WHAT IS EXPECTED
The word "oryginalne" occurs in some lines of the data. Return each such line.

[Page text entries]
□ □ □

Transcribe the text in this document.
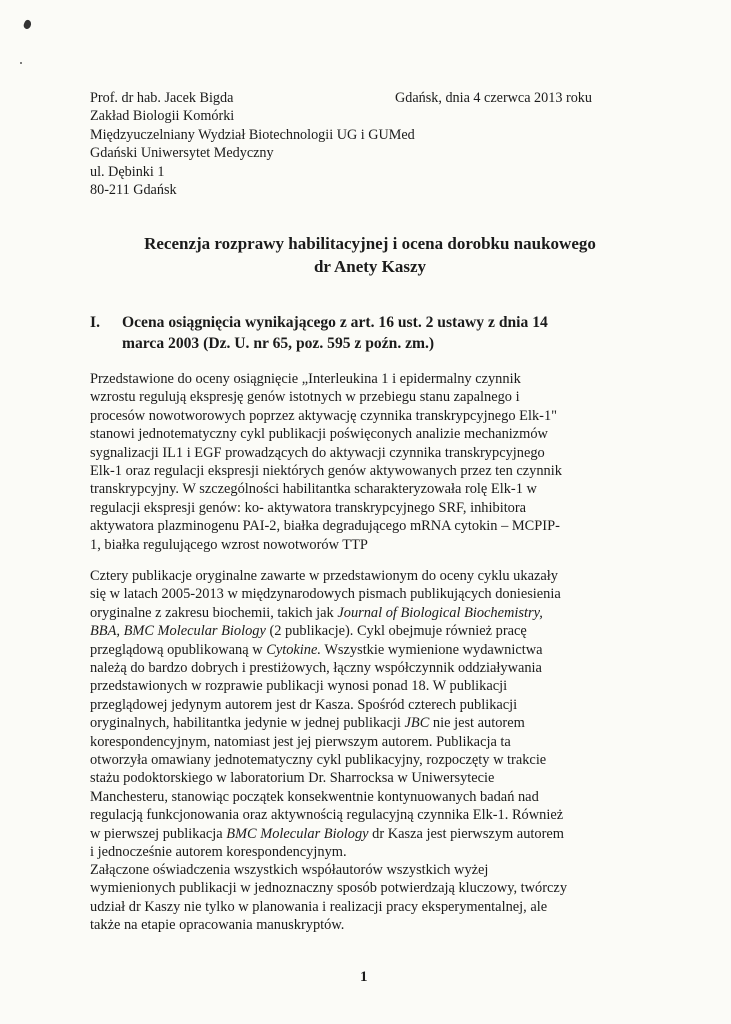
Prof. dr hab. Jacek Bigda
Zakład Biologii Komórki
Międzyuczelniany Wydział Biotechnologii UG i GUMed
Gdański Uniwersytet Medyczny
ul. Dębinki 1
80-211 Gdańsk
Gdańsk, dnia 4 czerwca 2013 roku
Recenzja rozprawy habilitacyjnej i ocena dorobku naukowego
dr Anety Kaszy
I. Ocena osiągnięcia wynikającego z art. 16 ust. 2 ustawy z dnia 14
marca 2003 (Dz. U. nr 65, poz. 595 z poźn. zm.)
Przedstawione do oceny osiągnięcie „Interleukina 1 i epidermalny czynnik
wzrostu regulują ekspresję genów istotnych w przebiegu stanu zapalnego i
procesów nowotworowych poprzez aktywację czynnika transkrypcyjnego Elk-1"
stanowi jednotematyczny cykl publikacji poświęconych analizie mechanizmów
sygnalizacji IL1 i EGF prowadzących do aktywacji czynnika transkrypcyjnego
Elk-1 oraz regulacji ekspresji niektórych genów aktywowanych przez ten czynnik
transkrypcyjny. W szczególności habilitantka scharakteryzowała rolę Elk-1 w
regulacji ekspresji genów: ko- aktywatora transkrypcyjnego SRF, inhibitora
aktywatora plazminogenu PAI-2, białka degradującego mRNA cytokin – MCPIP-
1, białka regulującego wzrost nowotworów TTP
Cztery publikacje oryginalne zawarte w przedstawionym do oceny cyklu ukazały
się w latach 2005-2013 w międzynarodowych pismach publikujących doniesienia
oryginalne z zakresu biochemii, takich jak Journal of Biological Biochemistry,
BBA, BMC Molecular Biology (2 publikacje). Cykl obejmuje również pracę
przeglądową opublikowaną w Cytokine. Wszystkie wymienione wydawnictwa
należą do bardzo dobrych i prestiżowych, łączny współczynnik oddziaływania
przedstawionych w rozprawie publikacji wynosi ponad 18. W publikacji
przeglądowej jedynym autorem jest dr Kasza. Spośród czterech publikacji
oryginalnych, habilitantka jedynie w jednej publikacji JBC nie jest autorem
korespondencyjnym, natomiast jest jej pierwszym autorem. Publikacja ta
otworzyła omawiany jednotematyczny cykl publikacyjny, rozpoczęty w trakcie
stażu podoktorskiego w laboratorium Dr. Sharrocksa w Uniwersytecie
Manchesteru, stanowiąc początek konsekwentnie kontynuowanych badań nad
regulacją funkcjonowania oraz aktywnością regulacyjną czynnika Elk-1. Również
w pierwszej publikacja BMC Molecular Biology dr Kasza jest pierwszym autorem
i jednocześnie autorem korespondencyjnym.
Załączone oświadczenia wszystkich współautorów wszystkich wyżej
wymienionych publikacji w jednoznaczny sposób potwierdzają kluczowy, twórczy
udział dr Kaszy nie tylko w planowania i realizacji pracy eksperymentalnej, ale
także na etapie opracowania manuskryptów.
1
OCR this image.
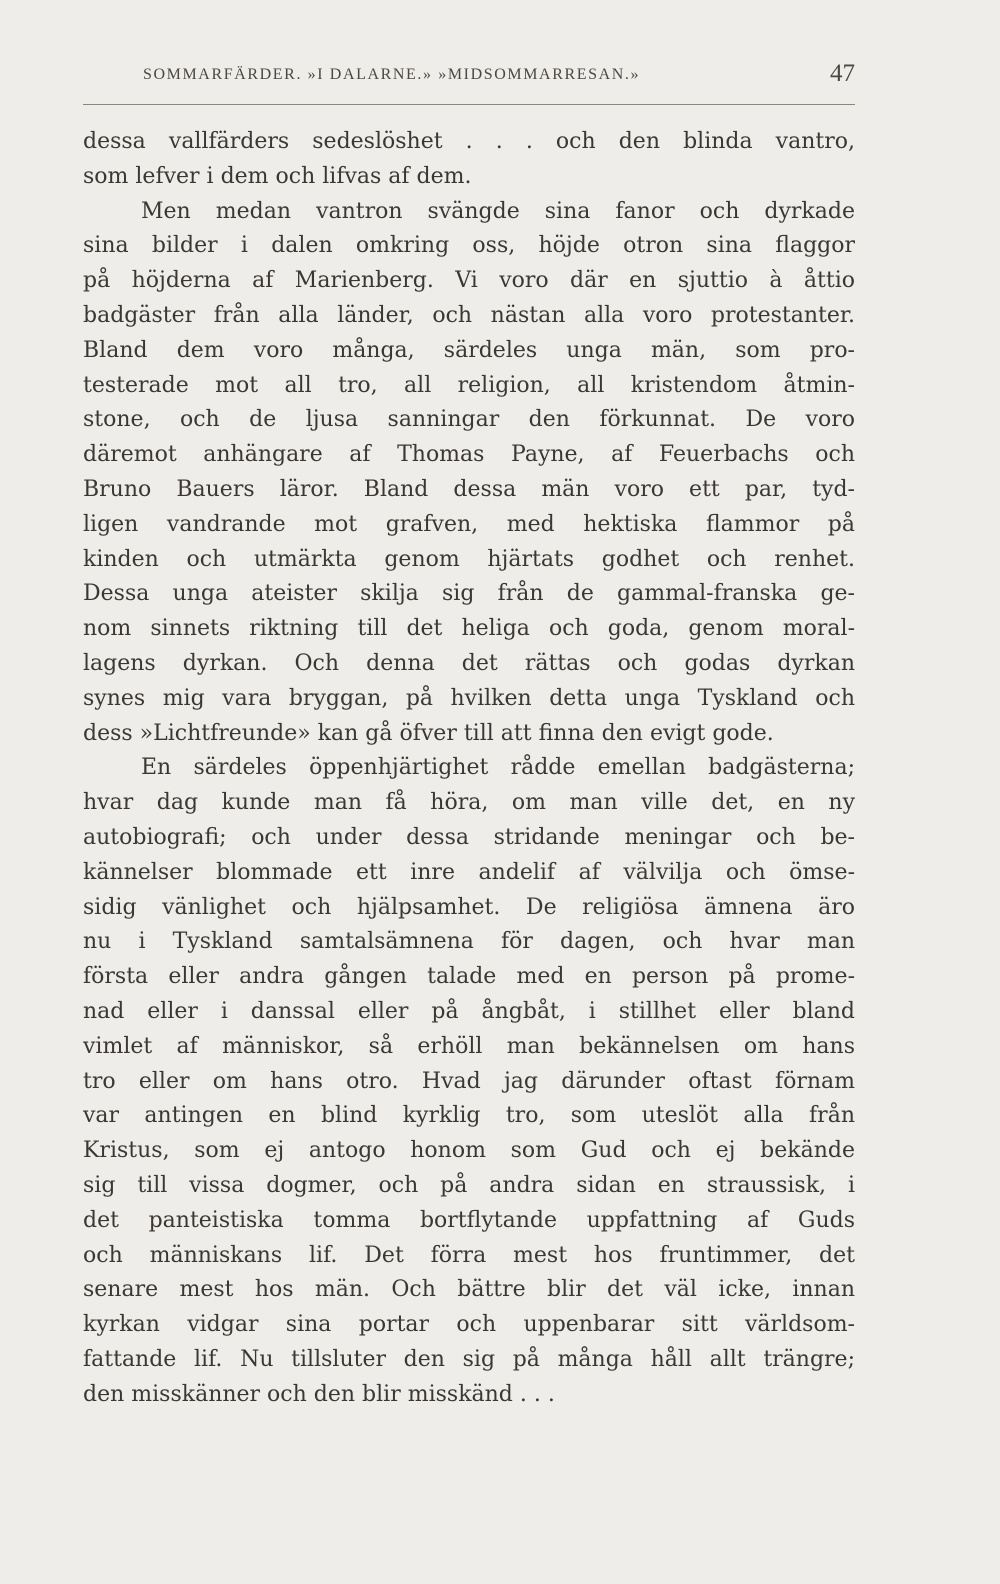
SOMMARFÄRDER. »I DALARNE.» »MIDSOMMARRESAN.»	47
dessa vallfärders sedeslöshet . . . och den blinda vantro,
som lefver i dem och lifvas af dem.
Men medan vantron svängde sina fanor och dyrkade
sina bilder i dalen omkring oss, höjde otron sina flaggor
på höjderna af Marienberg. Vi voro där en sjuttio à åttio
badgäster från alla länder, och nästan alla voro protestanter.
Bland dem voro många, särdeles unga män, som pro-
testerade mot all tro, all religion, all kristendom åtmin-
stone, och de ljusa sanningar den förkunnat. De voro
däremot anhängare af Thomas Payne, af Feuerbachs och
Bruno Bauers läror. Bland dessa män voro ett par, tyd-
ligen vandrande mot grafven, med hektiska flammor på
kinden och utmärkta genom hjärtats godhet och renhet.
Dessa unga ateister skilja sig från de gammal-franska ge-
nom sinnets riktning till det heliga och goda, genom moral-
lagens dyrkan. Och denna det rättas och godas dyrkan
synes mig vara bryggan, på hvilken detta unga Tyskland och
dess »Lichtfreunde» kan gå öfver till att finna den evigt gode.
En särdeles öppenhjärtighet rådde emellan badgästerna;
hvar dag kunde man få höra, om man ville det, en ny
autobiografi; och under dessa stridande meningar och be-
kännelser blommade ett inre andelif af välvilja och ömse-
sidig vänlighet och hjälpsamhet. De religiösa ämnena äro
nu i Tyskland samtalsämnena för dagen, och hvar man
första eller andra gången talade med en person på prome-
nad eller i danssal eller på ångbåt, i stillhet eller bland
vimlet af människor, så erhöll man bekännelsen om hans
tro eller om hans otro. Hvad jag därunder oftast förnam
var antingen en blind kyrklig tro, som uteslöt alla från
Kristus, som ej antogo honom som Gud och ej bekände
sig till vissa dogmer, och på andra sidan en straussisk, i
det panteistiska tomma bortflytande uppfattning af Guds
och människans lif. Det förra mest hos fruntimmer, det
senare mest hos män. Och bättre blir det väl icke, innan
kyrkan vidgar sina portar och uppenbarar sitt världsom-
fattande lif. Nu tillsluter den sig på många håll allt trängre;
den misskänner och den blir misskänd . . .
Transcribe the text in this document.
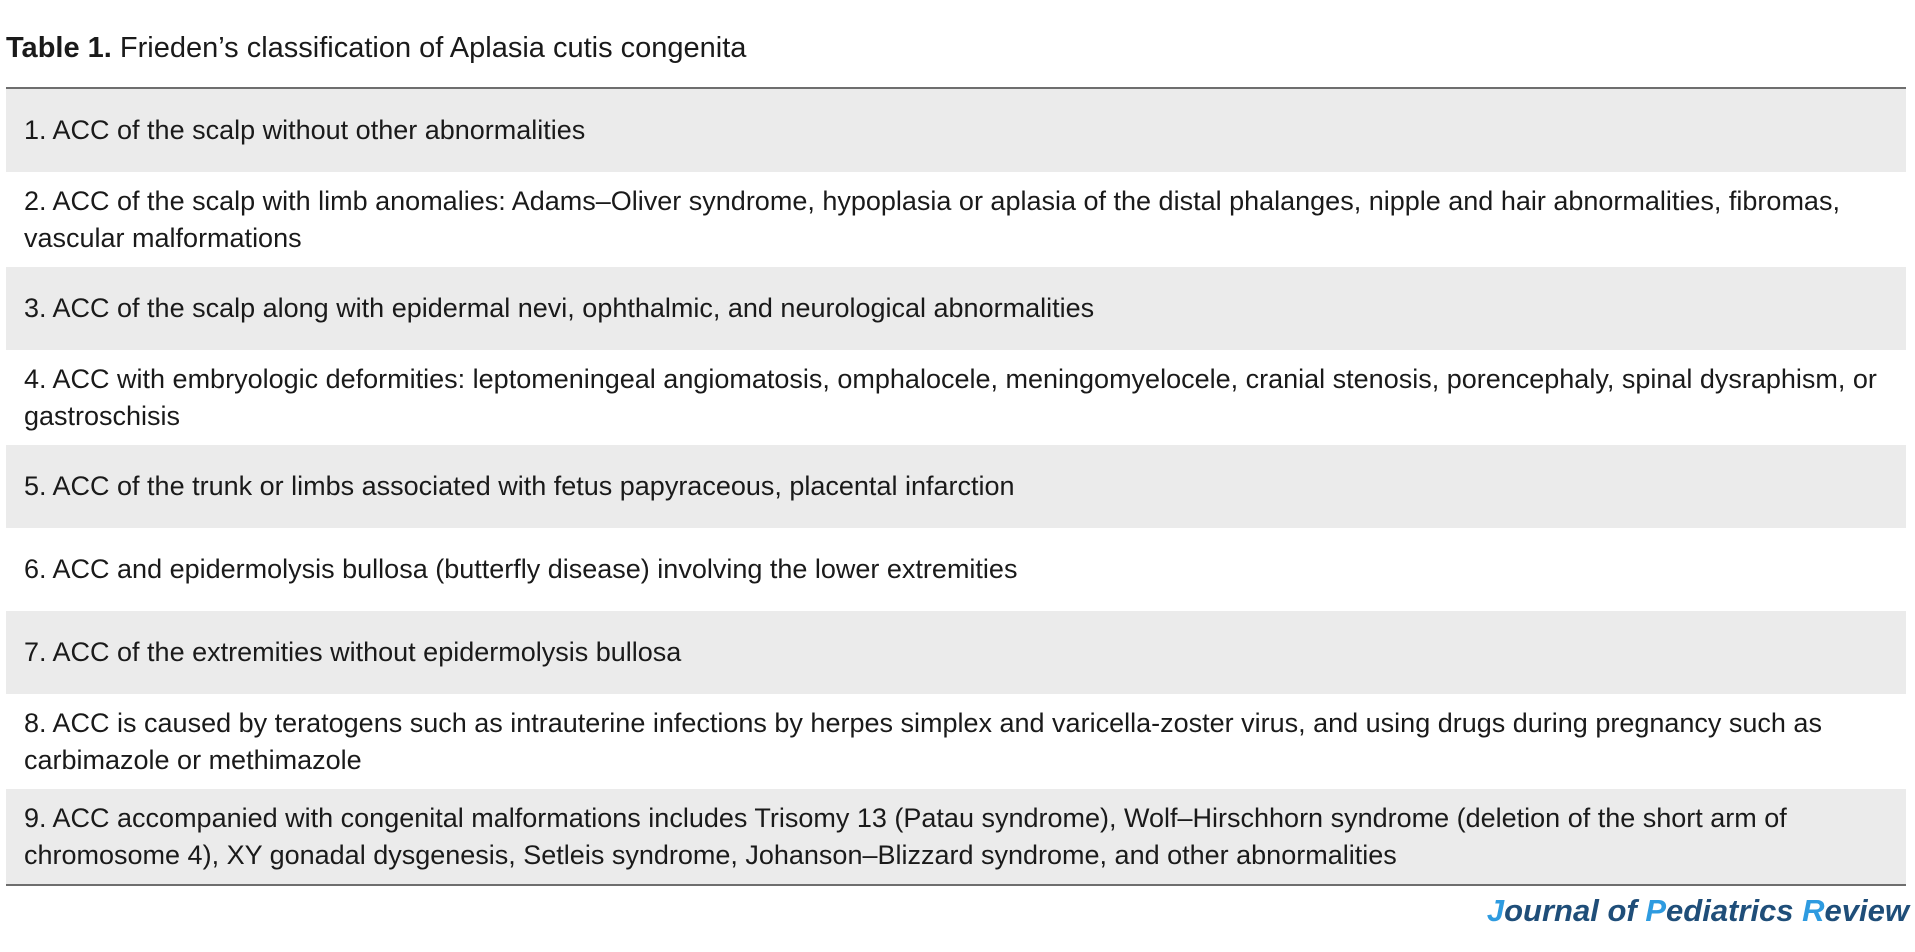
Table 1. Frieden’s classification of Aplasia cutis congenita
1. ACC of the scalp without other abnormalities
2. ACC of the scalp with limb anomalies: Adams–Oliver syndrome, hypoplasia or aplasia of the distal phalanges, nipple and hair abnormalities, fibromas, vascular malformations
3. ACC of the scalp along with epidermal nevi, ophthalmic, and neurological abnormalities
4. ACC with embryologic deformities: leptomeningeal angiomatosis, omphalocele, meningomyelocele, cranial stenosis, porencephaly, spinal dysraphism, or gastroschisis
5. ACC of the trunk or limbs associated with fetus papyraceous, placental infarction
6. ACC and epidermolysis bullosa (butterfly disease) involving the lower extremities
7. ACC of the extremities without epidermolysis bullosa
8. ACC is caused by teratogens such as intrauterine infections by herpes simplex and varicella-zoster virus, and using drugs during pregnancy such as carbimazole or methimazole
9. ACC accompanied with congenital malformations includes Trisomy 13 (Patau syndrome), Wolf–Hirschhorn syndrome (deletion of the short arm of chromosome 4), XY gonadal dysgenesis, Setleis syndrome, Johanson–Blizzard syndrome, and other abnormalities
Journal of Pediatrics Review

□ □ □

WRITTEN SOLUTION
Cztery publikacje oryginalne zawarte w przedstawionym do oceny cyklu ukazały
oryginalne z zakresu biochemii, takich jak Journal of Biological Biochemistry,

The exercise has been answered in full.